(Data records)
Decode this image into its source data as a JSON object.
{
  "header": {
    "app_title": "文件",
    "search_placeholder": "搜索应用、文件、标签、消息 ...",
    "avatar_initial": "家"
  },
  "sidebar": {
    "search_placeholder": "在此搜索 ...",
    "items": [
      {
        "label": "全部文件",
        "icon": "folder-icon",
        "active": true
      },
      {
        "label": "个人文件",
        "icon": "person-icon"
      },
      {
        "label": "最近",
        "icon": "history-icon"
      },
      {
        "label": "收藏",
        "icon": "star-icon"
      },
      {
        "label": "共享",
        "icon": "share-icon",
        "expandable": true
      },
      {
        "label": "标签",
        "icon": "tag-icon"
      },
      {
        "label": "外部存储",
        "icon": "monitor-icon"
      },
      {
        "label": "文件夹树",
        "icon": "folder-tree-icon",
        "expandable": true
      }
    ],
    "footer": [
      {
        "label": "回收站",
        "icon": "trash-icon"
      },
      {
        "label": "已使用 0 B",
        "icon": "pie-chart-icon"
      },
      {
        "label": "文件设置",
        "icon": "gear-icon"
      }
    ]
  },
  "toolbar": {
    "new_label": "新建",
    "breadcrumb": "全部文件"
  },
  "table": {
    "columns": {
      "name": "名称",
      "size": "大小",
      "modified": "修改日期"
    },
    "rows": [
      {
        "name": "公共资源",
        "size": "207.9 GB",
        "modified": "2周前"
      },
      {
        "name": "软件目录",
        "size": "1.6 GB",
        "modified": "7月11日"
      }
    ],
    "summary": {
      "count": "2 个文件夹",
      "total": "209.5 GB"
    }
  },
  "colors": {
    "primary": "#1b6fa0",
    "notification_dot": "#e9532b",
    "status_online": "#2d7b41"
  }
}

## [Your instructions]
All of the records must be repeated exactly.

## [Result for this task]
Decode this image into its source data as a JSON object.
{
  "header": {
    "app_title": "文件",
    "search_placeholder": "搜索应用、文件、标签、消息 ...",
    "avatar_initial": "家"
  },
  "sidebar": {
    "search_placeholder": "在此搜索 ...",
    "items": [
      {
        "label": "全部文件",
        "icon": "folder-icon",
        "active": true
      },
      {
        "label": "个人文件",
        "icon": "person-icon"
      },
      {
        "label": "最近",
        "icon": "history-icon"
      },
      {
        "label": "收藏",
        "icon": "star-icon"
      },
      {
        "label": "共享",
        "icon": "share-icon",
        "expandable": true
      },
      {
        "label": "标签",
        "icon": "tag-icon"
      },
      {
        "label": "外部存储",
        "icon": "monitor-icon"
      },
      {
        "label": "文件夹树",
        "icon": "folder-tree-icon",
        "expandable": true
      }
    ],
    "footer": [
      {
        "label": "回收站",
        "icon": "trash-icon"
      },
      {
        "label": "已使用 0 B",
        "icon": "pie-chart-icon"
      },
      {
        "label": "文件设置",
        "icon": "gear-icon"
      }
    ]
  },
  "toolbar": {
    "new_label": "新建",
    "breadcrumb": "全部文件"
  },
  "table": {
    "columns": {
      "name": "名称",
      "size": "大小",
      "modified": "修改日期"
    },
    "rows": [
      {
        "name": "公共资源",
        "size": "207.9 GB",
        "modified": "2周前"
      },
      {
        "name": "软件目录",
        "size": "1.6 GB",
        "modified": "7月11日"
      }
    ],
    "summary": {
      "count": "2 个文件夹",
      "total": "209.5 GB"
    }
  },
  "colors": {
    "primary": "#1b6fa0",
    "notification_dot": "#e9532b",
    "status_online": "#2d7b41"
  }
}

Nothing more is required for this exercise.